### TASK DETAILS
Copy the data below word for word, from its first line through the line that contains "Find all labels, buttons, inputs, and".

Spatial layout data
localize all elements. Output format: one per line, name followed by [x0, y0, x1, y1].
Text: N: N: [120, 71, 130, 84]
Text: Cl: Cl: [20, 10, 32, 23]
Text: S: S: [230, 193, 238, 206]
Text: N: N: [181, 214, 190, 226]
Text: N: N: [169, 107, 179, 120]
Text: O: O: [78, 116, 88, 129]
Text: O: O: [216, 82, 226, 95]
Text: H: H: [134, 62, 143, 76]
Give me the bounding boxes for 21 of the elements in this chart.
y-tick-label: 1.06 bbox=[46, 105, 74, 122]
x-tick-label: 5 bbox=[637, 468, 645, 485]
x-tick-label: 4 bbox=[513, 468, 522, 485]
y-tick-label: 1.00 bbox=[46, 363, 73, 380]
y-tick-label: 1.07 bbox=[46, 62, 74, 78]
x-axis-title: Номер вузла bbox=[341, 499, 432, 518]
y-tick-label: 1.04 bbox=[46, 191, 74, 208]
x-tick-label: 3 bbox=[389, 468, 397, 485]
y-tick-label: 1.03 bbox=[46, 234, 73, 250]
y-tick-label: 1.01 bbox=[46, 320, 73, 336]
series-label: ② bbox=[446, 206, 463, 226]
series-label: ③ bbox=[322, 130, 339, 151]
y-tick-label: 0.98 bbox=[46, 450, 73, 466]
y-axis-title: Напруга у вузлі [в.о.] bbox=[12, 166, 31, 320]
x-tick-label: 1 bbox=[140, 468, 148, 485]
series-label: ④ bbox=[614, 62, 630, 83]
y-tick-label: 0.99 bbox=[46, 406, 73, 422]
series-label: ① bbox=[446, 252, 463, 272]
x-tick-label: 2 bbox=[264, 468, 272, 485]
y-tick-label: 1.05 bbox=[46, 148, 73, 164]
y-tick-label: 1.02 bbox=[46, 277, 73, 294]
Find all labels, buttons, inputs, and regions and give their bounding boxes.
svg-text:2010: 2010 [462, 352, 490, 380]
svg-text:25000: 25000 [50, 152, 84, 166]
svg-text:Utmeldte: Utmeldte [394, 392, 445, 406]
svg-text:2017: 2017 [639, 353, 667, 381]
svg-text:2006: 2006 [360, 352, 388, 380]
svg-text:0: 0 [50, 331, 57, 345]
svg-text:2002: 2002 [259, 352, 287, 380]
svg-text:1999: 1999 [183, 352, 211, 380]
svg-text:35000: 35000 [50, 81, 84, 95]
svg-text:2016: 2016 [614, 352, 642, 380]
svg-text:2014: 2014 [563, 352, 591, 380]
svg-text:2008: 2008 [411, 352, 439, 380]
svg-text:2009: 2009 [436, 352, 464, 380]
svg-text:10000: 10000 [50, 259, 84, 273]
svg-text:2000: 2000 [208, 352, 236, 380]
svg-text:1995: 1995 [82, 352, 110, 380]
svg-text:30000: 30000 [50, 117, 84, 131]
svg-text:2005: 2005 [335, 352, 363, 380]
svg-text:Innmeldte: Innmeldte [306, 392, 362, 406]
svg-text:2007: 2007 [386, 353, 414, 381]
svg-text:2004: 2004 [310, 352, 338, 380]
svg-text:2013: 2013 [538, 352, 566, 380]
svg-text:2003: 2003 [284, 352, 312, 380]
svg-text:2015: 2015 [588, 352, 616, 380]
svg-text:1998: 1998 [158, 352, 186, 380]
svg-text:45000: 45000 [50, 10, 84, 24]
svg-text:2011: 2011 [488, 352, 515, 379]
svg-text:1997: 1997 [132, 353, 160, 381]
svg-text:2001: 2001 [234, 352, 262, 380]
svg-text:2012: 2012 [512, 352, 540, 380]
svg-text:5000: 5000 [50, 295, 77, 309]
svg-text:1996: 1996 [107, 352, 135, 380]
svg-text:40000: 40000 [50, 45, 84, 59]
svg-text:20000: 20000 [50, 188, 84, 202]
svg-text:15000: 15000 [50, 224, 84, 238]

### EXERCISE SOLUTION
localize all elements. Output format: one per line, name followed by [x0, y0, x1, y1].
Text: N: N: [120, 71, 130, 84]
Text: Cl: Cl: [20, 10, 32, 23]
Text: S: S: [230, 193, 238, 206]
Text: N: N: [181, 214, 190, 226]
Text: N: N: [169, 107, 179, 120]
Text: O: O: [78, 116, 88, 129]
Text: O: O: [216, 82, 226, 95]
Text: H: H: [134, 62, 143, 76]
Give me the bounding boxes for 21 of the elements in this chart.
y-tick-label: 1.06 bbox=[46, 105, 74, 122]
x-tick-label: 5 bbox=[637, 468, 645, 485]
x-tick-label: 4 bbox=[513, 468, 522, 485]
y-tick-label: 1.00 bbox=[46, 363, 73, 380]
y-tick-label: 1.07 bbox=[46, 62, 74, 78]
x-axis-title: Номер вузла bbox=[341, 499, 432, 518]
y-tick-label: 1.04 bbox=[46, 191, 74, 208]
x-tick-label: 3 bbox=[389, 468, 397, 485]
y-tick-label: 1.03 bbox=[46, 234, 73, 250]
y-tick-label: 1.01 bbox=[46, 320, 73, 336]
series-label: ② bbox=[446, 206, 463, 226]
series-label: ③ bbox=[322, 130, 339, 151]
y-tick-label: 0.98 bbox=[46, 450, 73, 466]
y-axis-title: Напруга у вузлі [в.о.] bbox=[12, 166, 31, 320]
x-tick-label: 1 bbox=[140, 468, 148, 485]
series-label: ④ bbox=[614, 62, 630, 83]
y-tick-label: 0.99 bbox=[46, 406, 73, 422]
series-label: ① bbox=[446, 252, 463, 272]
x-tick-label: 2 bbox=[264, 468, 272, 485]
y-tick-label: 1.05 bbox=[46, 148, 73, 164]
y-tick-label: 1.02 bbox=[46, 277, 73, 294]
Find all labels, buttons, inputs, and regions and give their bounding boxes.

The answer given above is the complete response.